■ Written task: Pull out every line with the word "title" from the entries below.

■ Provided entries:
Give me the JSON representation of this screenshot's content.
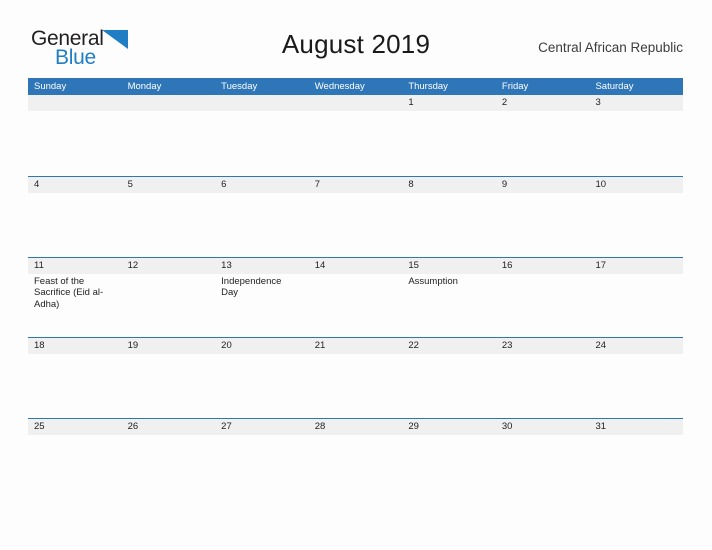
{
  "brand": {
    "name_part1": "General",
    "name_part2": "Blue",
    "flag_icon": "blue-triangle-flag-icon",
    "accent_color": "#1f7ec4"
  },
  "header": {
    "title": "August 2019",
    "locale": "Central African Republic"
  },
  "calendar": {
    "header_color": "#2f76b8",
    "daynum_band_color": "#f0f0f0",
    "weekdays": [
      "Sunday",
      "Monday",
      "Tuesday",
      "Wednesday",
      "Thursday",
      "Friday",
      "Saturday"
    ],
    "weeks": [
      {
        "days": [
          {
            "num": "",
            "events": []
          },
          {
            "num": "",
            "events": []
          },
          {
            "num": "",
            "events": []
          },
          {
            "num": "",
            "events": []
          },
          {
            "num": "1",
            "events": []
          },
          {
            "num": "2",
            "events": []
          },
          {
            "num": "3",
            "events": []
          }
        ]
      },
      {
        "days": [
          {
            "num": "4",
            "events": []
          },
          {
            "num": "5",
            "events": []
          },
          {
            "num": "6",
            "events": []
          },
          {
            "num": "7",
            "events": []
          },
          {
            "num": "8",
            "events": []
          },
          {
            "num": "9",
            "events": []
          },
          {
            "num": "10",
            "events": []
          }
        ]
      },
      {
        "days": [
          {
            "num": "11",
            "events": [
              "Feast of the Sacrifice (Eid al-Adha)"
            ]
          },
          {
            "num": "12",
            "events": []
          },
          {
            "num": "13",
            "events": [
              "Independence Day"
            ]
          },
          {
            "num": "14",
            "events": []
          },
          {
            "num": "15",
            "events": [
              "Assumption"
            ]
          },
          {
            "num": "16",
            "events": []
          },
          {
            "num": "17",
            "events": []
          }
        ]
      },
      {
        "days": [
          {
            "num": "18",
            "events": []
          },
          {
            "num": "19",
            "events": []
          },
          {
            "num": "20",
            "events": []
          },
          {
            "num": "21",
            "events": []
          },
          {
            "num": "22",
            "events": []
          },
          {
            "num": "23",
            "events": []
          },
          {
            "num": "24",
            "events": []
          }
        ]
      },
      {
        "days": [
          {
            "num": "25",
            "events": []
          },
          {
            "num": "26",
            "events": []
          },
          {
            "num": "27",
            "events": []
          },
          {
            "num": "28",
            "events": []
          },
          {
            "num": "29",
            "events": []
          },
          {
            "num": "30",
            "events": []
          },
          {
            "num": "31",
            "events": []
          }
        ]
      }
    ]
  }
}
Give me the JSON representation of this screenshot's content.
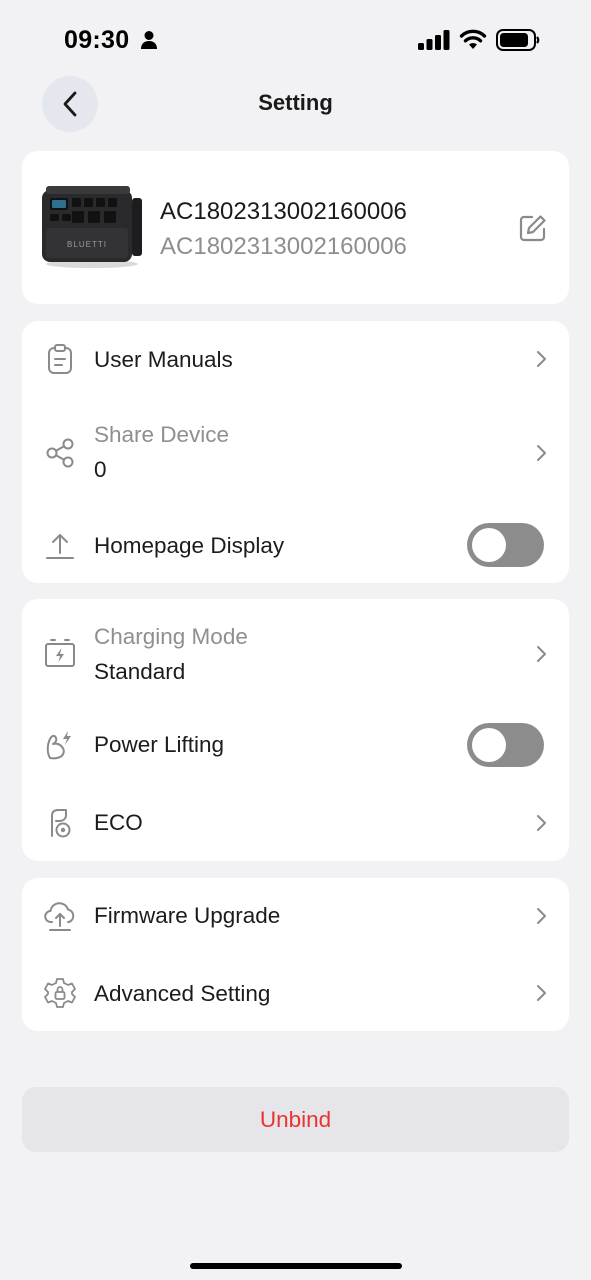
{
  "status_bar": {
    "time": "09:30",
    "icons": [
      "person-icon",
      "signal-icon",
      "wifi-icon",
      "battery-icon"
    ]
  },
  "nav": {
    "title": "Setting",
    "back_icon": "chevron-left-icon"
  },
  "device": {
    "name": "AC1802313002160006",
    "serial": "AC1802313002160006",
    "image_brand": "BLUETTI",
    "edit_icon": "edit-icon"
  },
  "section1": {
    "user_manuals": {
      "label": "User Manuals",
      "icon": "clipboard-icon"
    },
    "share_device": {
      "label": "Share Device",
      "value": "0",
      "icon": "share-icon"
    },
    "homepage_display": {
      "label": "Homepage Display",
      "icon": "upload-icon",
      "enabled": false
    }
  },
  "section2": {
    "charging_mode": {
      "label": "Charging Mode",
      "value": "Standard",
      "icon": "battery-charge-icon"
    },
    "power_lifting": {
      "label": "Power Lifting",
      "icon": "muscle-bolt-icon",
      "enabled": false
    },
    "eco": {
      "label": "ECO",
      "icon": "eco-icon"
    }
  },
  "section3": {
    "firmware_upgrade": {
      "label": "Firmware Upgrade",
      "icon": "cloud-upload-icon"
    },
    "advanced_setting": {
      "label": "Advanced Setting",
      "icon": "gear-lock-icon"
    }
  },
  "unbind": {
    "label": "Unbind"
  },
  "colors": {
    "background": "#f2f2f5",
    "card": "#ffffff",
    "toggle_off": "#8c8c8c",
    "danger": "#e8352f",
    "muted_text": "#8f8f8f",
    "back_button_bg": "#e4e7ee"
  }
}
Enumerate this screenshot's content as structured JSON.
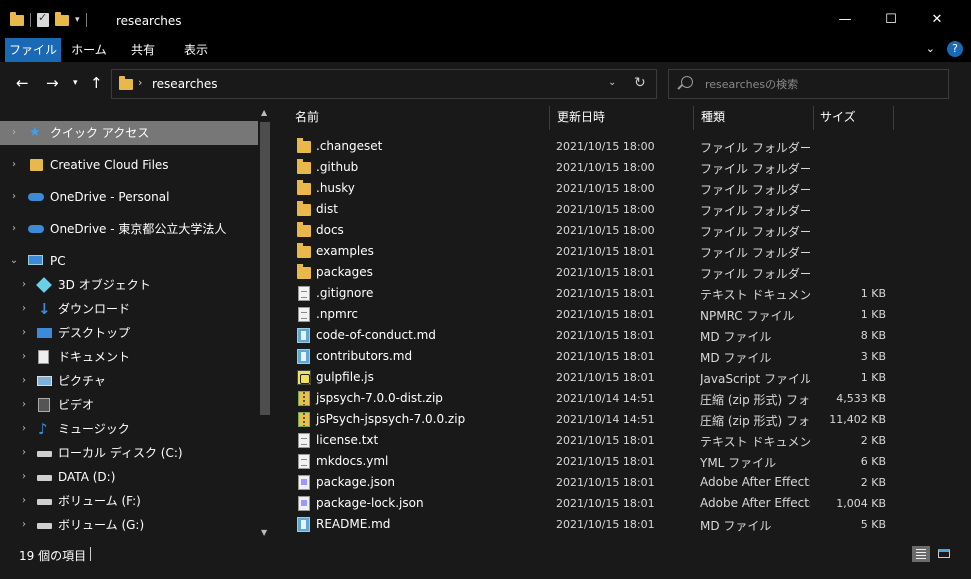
{
  "window": {
    "title": "researches",
    "controls": {
      "minimize": "—",
      "maximize": "☐",
      "close": "✕"
    }
  },
  "ribbon": {
    "tabs": [
      "ファイル",
      "ホーム",
      "共有",
      "表示"
    ],
    "help": "?"
  },
  "address": {
    "crumb": "researches"
  },
  "search": {
    "placeholder": "researchesの検索"
  },
  "nav": {
    "items": [
      {
        "label": "クイック アクセス",
        "icon": "star-icon",
        "selected": true
      },
      {
        "label": "Creative Cloud Files",
        "icon": "creative-cloud-icon"
      },
      {
        "label": "OneDrive - Personal",
        "icon": "onedrive-icon"
      },
      {
        "label": "OneDrive - 東京都公立大学法人",
        "icon": "onedrive-icon"
      },
      {
        "label": "PC",
        "icon": "pc-icon",
        "expanded": true
      },
      {
        "label": "3D オブジェクト",
        "icon": "3d-objects-icon"
      },
      {
        "label": "ダウンロード",
        "icon": "download-icon"
      },
      {
        "label": "デスクトップ",
        "icon": "desktop-icon"
      },
      {
        "label": "ドキュメント",
        "icon": "documents-icon"
      },
      {
        "label": "ピクチャ",
        "icon": "pictures-icon"
      },
      {
        "label": "ビデオ",
        "icon": "videos-icon"
      },
      {
        "label": "ミュージック",
        "icon": "music-icon"
      },
      {
        "label": "ローカル ディスク (C:)",
        "icon": "local-disk-icon"
      },
      {
        "label": "DATA (D:)",
        "icon": "drive-icon"
      },
      {
        "label": "ボリューム (F:)",
        "icon": "drive-icon"
      },
      {
        "label": "ボリューム (G:)",
        "icon": "drive-icon"
      }
    ]
  },
  "list": {
    "headers": {
      "name": "名前",
      "date": "更新日時",
      "type": "種類",
      "size": "サイズ"
    },
    "files": [
      {
        "name": ".changeset",
        "date": "2021/10/15 18:00",
        "type": "ファイル フォルダー",
        "size": "",
        "icon": "folder-icon"
      },
      {
        "name": ".github",
        "date": "2021/10/15 18:00",
        "type": "ファイル フォルダー",
        "size": "",
        "icon": "folder-icon"
      },
      {
        "name": ".husky",
        "date": "2021/10/15 18:00",
        "type": "ファイル フォルダー",
        "size": "",
        "icon": "folder-icon"
      },
      {
        "name": "dist",
        "date": "2021/10/15 18:00",
        "type": "ファイル フォルダー",
        "size": "",
        "icon": "folder-icon"
      },
      {
        "name": "docs",
        "date": "2021/10/15 18:00",
        "type": "ファイル フォルダー",
        "size": "",
        "icon": "folder-icon"
      },
      {
        "name": "examples",
        "date": "2021/10/15 18:01",
        "type": "ファイル フォルダー",
        "size": "",
        "icon": "folder-icon"
      },
      {
        "name": "packages",
        "date": "2021/10/15 18:01",
        "type": "ファイル フォルダー",
        "size": "",
        "icon": "folder-icon"
      },
      {
        "name": ".gitignore",
        "date": "2021/10/15 18:01",
        "type": "テキスト ドキュメント",
        "size": "1 KB",
        "icon": "text-file-icon"
      },
      {
        "name": ".npmrc",
        "date": "2021/10/15 18:01",
        "type": "NPMRC ファイル",
        "size": "1 KB",
        "icon": "text-file-icon"
      },
      {
        "name": "code-of-conduct.md",
        "date": "2021/10/15 18:01",
        "type": "MD ファイル",
        "size": "8 KB",
        "icon": "markdown-file-icon"
      },
      {
        "name": "contributors.md",
        "date": "2021/10/15 18:01",
        "type": "MD ファイル",
        "size": "3 KB",
        "icon": "markdown-file-icon"
      },
      {
        "name": "gulpfile.js",
        "date": "2021/10/15 18:01",
        "type": "JavaScript ファイル",
        "size": "1 KB",
        "icon": "javascript-file-icon"
      },
      {
        "name": "jspsych-7.0.0-dist.zip",
        "date": "2021/10/14 14:51",
        "type": "圧縮 (zip 形式) フォルダー",
        "size": "4,533 KB",
        "icon": "zip-file-icon"
      },
      {
        "name": "jsPsych-jspsych-7.0.0.zip",
        "date": "2021/10/14 14:51",
        "type": "圧縮 (zip 形式) フォルダー",
        "size": "11,402 KB",
        "icon": "zip-file-icon"
      },
      {
        "name": "license.txt",
        "date": "2021/10/15 18:01",
        "type": "テキスト ドキュメント",
        "size": "2 KB",
        "icon": "text-file-icon"
      },
      {
        "name": "mkdocs.yml",
        "date": "2021/10/15 18:01",
        "type": "YML ファイル",
        "size": "6 KB",
        "icon": "text-file-icon"
      },
      {
        "name": "package.json",
        "date": "2021/10/15 18:01",
        "type": "Adobe After Effects",
        "size": "2 KB",
        "icon": "after-effects-file-icon"
      },
      {
        "name": "package-lock.json",
        "date": "2021/10/15 18:01",
        "type": "Adobe After Effects",
        "size": "1,004 KB",
        "icon": "after-effects-file-icon"
      },
      {
        "name": "README.md",
        "date": "2021/10/15 18:01",
        "type": "MD ファイル",
        "size": "5 KB",
        "icon": "markdown-file-icon"
      }
    ]
  },
  "status": {
    "count": "19 個の項目"
  }
}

■ Exercise solution:
    "title": "August 2019",
    "title": "Setting",
    "title": "researches",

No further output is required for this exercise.